→ **Written exercise**:
Read the lines that follow and pick out every one containing the word "name".
*** Material for the task
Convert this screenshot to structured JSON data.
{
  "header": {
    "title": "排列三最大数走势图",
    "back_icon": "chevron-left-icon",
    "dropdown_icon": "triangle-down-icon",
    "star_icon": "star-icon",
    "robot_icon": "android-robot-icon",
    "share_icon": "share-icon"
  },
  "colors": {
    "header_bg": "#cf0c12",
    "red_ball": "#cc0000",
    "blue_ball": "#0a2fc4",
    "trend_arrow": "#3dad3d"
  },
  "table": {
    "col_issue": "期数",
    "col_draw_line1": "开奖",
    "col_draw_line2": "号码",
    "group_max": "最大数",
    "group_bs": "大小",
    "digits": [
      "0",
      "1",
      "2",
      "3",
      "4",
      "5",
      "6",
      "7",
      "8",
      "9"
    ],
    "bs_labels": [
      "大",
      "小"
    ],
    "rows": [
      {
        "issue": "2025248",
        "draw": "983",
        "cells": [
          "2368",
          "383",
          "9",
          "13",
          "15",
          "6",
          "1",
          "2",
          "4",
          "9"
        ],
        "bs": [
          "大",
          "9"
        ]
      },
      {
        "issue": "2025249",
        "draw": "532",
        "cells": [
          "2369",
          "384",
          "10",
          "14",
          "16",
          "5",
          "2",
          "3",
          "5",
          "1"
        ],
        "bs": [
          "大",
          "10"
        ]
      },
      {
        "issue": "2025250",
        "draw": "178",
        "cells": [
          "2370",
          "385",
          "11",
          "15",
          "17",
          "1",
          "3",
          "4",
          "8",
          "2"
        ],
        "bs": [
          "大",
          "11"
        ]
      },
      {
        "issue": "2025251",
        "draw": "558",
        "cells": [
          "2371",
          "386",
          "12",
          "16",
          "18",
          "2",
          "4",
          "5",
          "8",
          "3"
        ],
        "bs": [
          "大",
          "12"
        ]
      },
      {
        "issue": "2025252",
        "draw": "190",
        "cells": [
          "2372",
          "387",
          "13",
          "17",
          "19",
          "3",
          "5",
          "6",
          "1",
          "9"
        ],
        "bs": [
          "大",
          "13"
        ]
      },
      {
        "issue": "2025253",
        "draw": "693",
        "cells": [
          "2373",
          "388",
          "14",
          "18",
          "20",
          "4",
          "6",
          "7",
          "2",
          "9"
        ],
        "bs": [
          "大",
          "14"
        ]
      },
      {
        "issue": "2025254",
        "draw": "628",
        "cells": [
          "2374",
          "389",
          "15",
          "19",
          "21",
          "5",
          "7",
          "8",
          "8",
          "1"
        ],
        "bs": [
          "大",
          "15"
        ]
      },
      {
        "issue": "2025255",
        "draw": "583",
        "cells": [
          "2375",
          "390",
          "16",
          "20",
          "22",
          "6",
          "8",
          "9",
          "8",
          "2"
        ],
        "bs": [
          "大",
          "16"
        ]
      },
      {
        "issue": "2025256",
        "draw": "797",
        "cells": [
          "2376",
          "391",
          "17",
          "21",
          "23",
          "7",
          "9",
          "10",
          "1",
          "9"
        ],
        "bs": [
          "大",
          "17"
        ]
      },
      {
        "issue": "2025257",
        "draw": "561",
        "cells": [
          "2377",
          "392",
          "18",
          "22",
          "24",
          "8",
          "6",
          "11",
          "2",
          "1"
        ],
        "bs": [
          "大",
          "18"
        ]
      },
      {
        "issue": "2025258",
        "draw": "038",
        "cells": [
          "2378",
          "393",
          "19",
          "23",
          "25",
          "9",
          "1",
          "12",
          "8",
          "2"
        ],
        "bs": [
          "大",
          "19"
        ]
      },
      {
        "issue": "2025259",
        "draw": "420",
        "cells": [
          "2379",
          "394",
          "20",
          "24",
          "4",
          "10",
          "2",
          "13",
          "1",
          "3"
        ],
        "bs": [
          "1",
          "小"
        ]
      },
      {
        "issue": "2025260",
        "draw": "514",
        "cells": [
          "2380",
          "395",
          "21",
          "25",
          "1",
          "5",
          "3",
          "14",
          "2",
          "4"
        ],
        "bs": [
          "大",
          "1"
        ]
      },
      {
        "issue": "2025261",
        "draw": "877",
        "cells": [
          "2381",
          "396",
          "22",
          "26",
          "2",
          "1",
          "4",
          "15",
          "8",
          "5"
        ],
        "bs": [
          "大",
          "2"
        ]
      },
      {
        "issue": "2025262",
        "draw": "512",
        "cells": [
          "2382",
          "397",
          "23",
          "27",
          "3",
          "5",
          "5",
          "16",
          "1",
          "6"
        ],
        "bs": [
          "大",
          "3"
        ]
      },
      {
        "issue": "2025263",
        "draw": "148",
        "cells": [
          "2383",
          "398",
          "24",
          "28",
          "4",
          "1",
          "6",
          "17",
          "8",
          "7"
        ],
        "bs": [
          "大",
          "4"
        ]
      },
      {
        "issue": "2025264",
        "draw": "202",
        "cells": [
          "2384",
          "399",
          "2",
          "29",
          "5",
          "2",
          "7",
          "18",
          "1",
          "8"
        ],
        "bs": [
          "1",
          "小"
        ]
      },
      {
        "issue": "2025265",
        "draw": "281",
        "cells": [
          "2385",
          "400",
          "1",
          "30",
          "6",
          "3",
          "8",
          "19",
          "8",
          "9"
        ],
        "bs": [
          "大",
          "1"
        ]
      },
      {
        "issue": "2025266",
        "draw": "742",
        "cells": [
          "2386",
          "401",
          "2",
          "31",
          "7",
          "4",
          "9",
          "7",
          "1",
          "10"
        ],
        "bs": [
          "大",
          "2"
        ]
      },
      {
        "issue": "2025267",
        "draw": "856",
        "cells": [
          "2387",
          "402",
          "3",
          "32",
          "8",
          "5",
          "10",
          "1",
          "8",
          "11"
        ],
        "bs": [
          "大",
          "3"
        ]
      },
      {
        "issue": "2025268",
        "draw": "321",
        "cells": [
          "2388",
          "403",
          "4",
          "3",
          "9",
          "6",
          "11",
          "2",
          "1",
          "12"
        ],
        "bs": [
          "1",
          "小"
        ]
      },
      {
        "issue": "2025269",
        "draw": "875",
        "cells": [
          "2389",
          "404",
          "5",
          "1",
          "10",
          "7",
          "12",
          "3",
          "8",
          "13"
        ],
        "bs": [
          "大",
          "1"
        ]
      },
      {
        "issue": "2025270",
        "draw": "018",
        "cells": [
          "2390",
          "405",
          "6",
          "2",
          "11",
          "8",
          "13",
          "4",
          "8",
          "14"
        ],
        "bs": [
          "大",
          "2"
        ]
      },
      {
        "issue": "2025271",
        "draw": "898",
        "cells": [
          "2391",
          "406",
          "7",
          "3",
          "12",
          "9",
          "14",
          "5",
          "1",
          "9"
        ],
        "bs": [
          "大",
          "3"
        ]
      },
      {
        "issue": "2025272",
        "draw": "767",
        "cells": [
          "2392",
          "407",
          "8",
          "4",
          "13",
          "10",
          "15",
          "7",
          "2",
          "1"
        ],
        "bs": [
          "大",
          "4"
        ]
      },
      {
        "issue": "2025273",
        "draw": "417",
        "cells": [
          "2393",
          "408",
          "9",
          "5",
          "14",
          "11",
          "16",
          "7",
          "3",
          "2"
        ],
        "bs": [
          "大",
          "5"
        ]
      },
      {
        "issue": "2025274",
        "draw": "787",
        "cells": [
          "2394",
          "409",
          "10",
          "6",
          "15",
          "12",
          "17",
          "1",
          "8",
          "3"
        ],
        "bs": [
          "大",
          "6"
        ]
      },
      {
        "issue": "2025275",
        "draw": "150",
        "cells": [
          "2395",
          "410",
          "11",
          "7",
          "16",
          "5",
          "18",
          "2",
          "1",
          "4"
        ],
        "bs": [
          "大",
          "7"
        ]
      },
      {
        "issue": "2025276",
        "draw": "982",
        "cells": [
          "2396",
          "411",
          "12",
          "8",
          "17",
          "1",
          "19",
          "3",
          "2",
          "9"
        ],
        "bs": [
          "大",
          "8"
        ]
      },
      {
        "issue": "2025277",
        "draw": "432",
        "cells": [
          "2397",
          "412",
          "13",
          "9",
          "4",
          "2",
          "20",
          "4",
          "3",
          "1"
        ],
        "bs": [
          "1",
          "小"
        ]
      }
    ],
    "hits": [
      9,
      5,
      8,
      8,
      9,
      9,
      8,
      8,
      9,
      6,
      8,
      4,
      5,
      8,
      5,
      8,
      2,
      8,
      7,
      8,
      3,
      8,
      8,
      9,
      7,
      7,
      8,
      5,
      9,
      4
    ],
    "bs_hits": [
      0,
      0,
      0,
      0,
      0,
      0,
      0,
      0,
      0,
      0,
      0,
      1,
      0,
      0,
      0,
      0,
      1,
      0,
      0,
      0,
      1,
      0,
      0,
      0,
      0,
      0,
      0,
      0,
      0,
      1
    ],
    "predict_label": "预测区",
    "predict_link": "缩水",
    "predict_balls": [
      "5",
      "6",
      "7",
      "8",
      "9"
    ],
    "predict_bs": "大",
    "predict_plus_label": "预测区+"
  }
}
******
*** Material for the task
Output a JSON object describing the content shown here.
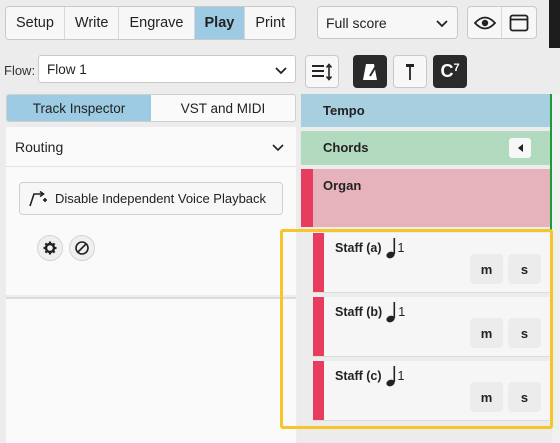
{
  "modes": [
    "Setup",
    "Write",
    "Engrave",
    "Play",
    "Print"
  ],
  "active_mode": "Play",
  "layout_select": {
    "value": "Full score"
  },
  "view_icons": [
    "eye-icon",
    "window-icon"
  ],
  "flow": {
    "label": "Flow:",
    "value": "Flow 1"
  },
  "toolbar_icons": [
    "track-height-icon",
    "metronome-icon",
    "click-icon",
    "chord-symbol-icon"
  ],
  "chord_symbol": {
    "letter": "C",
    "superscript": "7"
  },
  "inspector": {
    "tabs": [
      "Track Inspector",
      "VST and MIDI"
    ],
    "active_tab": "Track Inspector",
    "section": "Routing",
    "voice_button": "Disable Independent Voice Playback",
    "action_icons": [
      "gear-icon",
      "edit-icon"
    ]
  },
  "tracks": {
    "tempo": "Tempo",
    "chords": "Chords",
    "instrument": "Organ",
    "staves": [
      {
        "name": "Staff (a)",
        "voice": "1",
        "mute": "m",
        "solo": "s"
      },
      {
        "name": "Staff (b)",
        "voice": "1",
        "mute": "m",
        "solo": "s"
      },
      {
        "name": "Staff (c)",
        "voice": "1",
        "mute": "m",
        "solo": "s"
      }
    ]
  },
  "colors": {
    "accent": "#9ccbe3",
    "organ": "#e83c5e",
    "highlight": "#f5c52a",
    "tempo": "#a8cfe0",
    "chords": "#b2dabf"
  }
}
******
→ **Written reply**:
        "name": "Staff (a)",
        "name": "Staff (b)",
        "name": "Staff (c)",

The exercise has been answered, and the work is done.